INFORMATION PROVIDED >>
- - -

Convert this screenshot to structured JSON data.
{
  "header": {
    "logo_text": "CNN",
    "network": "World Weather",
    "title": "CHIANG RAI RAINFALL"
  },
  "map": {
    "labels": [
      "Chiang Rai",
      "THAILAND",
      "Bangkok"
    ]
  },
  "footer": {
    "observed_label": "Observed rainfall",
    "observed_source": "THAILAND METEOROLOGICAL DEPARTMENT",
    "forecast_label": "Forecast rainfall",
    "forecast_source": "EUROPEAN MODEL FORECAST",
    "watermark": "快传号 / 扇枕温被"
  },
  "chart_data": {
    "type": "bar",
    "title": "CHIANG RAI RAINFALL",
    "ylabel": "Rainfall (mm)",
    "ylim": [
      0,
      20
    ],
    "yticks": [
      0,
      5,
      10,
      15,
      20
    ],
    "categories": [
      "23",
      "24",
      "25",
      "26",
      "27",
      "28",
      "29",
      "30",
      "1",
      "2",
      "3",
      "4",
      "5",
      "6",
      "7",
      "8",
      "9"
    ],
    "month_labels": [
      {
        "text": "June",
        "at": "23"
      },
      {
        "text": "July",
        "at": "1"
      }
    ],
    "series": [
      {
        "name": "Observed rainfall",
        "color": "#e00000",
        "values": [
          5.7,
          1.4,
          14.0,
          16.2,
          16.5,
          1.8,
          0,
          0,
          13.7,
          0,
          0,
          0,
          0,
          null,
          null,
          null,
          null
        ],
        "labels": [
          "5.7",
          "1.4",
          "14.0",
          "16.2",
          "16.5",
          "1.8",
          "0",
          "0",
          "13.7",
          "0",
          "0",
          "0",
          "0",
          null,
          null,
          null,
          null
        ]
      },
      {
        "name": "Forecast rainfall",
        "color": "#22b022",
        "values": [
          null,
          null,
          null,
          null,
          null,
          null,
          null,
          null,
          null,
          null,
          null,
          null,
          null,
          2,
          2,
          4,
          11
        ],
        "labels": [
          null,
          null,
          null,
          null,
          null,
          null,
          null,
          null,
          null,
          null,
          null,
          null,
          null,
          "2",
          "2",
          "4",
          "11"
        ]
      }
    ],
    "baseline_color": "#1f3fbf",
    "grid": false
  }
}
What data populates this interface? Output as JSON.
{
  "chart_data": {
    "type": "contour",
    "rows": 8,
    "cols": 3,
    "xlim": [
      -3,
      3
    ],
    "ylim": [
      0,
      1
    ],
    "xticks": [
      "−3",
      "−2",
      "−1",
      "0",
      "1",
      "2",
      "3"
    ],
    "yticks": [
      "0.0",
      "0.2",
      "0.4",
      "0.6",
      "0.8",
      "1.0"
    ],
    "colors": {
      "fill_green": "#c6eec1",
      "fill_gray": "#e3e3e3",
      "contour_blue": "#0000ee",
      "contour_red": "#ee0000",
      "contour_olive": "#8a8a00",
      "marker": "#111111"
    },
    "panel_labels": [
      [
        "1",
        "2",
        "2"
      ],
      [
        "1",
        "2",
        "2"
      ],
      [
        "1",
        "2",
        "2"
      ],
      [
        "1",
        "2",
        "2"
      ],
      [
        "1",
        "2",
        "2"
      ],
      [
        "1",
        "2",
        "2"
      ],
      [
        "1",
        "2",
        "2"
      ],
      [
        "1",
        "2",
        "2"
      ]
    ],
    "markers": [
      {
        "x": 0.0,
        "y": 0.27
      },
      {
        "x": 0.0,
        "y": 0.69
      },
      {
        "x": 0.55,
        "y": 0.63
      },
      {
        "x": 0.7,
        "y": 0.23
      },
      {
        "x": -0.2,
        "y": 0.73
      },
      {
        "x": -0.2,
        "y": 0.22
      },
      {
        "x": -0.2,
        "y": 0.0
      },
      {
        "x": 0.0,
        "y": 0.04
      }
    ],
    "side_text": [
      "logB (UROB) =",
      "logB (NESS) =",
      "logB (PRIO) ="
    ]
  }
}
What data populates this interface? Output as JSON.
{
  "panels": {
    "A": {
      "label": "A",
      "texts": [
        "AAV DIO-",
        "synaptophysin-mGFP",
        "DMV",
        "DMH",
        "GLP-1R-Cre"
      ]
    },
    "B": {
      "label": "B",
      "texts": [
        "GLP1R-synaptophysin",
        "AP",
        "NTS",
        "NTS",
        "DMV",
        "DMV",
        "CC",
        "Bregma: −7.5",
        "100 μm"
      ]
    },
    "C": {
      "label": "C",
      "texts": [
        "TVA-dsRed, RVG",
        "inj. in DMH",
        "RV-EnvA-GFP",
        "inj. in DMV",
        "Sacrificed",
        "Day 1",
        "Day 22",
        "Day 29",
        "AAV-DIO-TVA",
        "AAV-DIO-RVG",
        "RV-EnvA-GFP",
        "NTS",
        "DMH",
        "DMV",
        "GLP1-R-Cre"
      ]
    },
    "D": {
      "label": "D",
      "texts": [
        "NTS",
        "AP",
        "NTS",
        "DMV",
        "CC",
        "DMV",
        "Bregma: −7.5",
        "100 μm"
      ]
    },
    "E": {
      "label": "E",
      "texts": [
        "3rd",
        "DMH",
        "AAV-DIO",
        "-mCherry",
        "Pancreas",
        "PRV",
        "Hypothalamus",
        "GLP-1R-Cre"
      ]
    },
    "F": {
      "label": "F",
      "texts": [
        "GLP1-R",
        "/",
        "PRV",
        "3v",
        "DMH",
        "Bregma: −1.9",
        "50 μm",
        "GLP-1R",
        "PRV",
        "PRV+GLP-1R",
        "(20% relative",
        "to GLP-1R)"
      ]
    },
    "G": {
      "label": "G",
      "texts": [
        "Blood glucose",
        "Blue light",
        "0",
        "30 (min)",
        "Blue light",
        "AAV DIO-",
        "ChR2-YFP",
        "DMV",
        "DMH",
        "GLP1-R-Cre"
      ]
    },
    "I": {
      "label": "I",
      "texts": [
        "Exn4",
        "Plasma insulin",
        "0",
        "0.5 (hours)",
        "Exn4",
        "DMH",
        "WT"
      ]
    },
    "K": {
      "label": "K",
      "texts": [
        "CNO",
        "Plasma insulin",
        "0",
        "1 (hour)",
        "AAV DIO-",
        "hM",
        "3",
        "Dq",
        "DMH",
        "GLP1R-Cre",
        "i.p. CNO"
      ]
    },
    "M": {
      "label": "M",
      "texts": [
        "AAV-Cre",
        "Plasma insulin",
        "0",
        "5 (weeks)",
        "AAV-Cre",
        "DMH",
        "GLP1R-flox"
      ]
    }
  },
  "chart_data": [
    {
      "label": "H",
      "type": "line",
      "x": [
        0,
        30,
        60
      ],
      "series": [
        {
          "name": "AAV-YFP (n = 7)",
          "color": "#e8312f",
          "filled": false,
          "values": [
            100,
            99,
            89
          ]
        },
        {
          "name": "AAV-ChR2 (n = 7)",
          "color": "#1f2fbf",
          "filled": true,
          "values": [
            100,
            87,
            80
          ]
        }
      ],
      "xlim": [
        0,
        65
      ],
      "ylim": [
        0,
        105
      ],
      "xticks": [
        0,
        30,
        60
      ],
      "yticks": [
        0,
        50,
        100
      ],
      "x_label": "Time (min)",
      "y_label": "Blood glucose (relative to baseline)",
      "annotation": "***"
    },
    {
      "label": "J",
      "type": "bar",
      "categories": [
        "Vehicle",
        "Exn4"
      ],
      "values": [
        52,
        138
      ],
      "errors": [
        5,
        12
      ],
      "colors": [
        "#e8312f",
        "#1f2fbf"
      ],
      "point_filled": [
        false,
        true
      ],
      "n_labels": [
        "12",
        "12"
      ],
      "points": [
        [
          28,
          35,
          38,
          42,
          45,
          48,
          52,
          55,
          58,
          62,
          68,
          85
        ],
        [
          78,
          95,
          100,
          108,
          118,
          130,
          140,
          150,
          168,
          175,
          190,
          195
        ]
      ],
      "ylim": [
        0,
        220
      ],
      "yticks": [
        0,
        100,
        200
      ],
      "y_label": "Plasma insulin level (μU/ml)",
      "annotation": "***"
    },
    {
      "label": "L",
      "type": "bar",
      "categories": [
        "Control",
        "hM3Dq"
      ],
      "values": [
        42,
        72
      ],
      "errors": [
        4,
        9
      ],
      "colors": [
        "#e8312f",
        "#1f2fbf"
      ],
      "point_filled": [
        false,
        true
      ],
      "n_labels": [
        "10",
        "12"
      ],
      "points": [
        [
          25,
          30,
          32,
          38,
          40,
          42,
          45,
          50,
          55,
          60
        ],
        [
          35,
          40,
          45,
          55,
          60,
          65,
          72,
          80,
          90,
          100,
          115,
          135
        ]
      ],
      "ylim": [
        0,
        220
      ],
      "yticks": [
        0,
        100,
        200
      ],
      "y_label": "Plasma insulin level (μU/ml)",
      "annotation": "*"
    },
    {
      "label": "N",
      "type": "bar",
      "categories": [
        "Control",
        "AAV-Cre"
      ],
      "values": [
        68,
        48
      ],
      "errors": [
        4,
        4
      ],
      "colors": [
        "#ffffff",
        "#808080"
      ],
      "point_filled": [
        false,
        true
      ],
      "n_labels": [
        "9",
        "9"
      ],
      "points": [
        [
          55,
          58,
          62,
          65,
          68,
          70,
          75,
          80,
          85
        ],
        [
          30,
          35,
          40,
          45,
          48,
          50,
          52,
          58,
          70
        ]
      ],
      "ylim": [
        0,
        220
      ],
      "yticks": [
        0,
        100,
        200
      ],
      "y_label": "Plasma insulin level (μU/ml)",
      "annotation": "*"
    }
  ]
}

- - -

THE PROBLEM >> Find each line holding the word "glucose" and copy it.

TASK SOLUTION >>
        "Blood glucose",
      "y_label": "Blood glucose (relative to baseline)",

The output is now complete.